STATED GOAL:
An exact copy of every record is needed.

<<<<

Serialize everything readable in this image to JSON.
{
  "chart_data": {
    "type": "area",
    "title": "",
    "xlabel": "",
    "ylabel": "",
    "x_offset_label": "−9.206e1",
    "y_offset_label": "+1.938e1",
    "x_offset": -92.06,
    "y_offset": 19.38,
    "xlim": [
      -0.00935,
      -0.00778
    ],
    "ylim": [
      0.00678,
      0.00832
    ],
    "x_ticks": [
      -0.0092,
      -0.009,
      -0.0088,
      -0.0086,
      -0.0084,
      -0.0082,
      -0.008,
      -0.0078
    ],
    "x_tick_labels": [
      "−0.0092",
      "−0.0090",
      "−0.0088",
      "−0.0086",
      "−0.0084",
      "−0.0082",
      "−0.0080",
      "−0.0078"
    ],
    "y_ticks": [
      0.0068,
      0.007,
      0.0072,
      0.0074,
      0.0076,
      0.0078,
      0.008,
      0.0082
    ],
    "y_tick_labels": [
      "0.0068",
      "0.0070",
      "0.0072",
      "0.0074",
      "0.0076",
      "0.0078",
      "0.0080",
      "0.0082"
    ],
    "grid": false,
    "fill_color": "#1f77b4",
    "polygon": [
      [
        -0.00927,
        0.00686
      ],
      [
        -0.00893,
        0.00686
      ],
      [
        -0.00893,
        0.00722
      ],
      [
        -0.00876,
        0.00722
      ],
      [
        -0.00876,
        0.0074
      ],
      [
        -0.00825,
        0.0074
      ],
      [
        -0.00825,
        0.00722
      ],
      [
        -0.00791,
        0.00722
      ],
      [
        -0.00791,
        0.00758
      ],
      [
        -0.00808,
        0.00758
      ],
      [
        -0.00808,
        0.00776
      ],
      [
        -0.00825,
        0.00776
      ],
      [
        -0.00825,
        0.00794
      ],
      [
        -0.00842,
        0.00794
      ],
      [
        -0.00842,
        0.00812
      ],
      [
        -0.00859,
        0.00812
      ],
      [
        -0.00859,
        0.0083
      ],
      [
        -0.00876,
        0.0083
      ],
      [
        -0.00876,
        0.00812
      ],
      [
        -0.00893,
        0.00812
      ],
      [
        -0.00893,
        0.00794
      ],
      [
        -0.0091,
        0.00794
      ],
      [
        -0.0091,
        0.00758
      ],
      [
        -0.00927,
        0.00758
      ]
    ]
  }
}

>>>>

EXPECTED OUTPUT:
Serialize everything readable in this image to JSON.
{
  "chart_data": {
    "type": "area",
    "title": "",
    "xlabel": "",
    "ylabel": "",
    "x_offset_label": "−9.206e1",
    "y_offset_label": "+1.938e1",
    "x_offset": -92.06,
    "y_offset": 19.38,
    "xlim": [
      -0.00935,
      -0.00778
    ],
    "ylim": [
      0.00678,
      0.00832
    ],
    "x_ticks": [
      -0.0092,
      -0.009,
      -0.0088,
      -0.0086,
      -0.0084,
      -0.0082,
      -0.008,
      -0.0078
    ],
    "x_tick_labels": [
      "−0.0092",
      "−0.0090",
      "−0.0088",
      "−0.0086",
      "−0.0084",
      "−0.0082",
      "−0.0080",
      "−0.0078"
    ],
    "y_ticks": [
      0.0068,
      0.007,
      0.0072,
      0.0074,
      0.0076,
      0.0078,
      0.008,
      0.0082
    ],
    "y_tick_labels": [
      "0.0068",
      "0.0070",
      "0.0072",
      "0.0074",
      "0.0076",
      "0.0078",
      "0.0080",
      "0.0082"
    ],
    "grid": false,
    "fill_color": "#1f77b4",
    "polygon": [
      [
        -0.00927,
        0.00686
      ],
      [
        -0.00893,
        0.00686
      ],
      [
        -0.00893,
        0.00722
      ],
      [
        -0.00876,
        0.00722
      ],
      [
        -0.00876,
        0.0074
      ],
      [
        -0.00825,
        0.0074
      ],
      [
        -0.00825,
        0.00722
      ],
      [
        -0.00791,
        0.00722
      ],
      [
        -0.00791,
        0.00758
      ],
      [
        -0.00808,
        0.00758
      ],
      [
        -0.00808,
        0.00776
      ],
      [
        -0.00825,
        0.00776
      ],
      [
        -0.00825,
        0.00794
      ],
      [
        -0.00842,
        0.00794
      ],
      [
        -0.00842,
        0.00812
      ],
      [
        -0.00859,
        0.00812
      ],
      [
        -0.00859,
        0.0083
      ],
      [
        -0.00876,
        0.0083
      ],
      [
        -0.00876,
        0.00812
      ],
      [
        -0.00893,
        0.00812
      ],
      [
        -0.00893,
        0.00794
      ],
      [
        -0.0091,
        0.00794
      ],
      [
        -0.0091,
        0.00758
      ],
      [
        -0.00927,
        0.00758
      ]
    ]
  }
}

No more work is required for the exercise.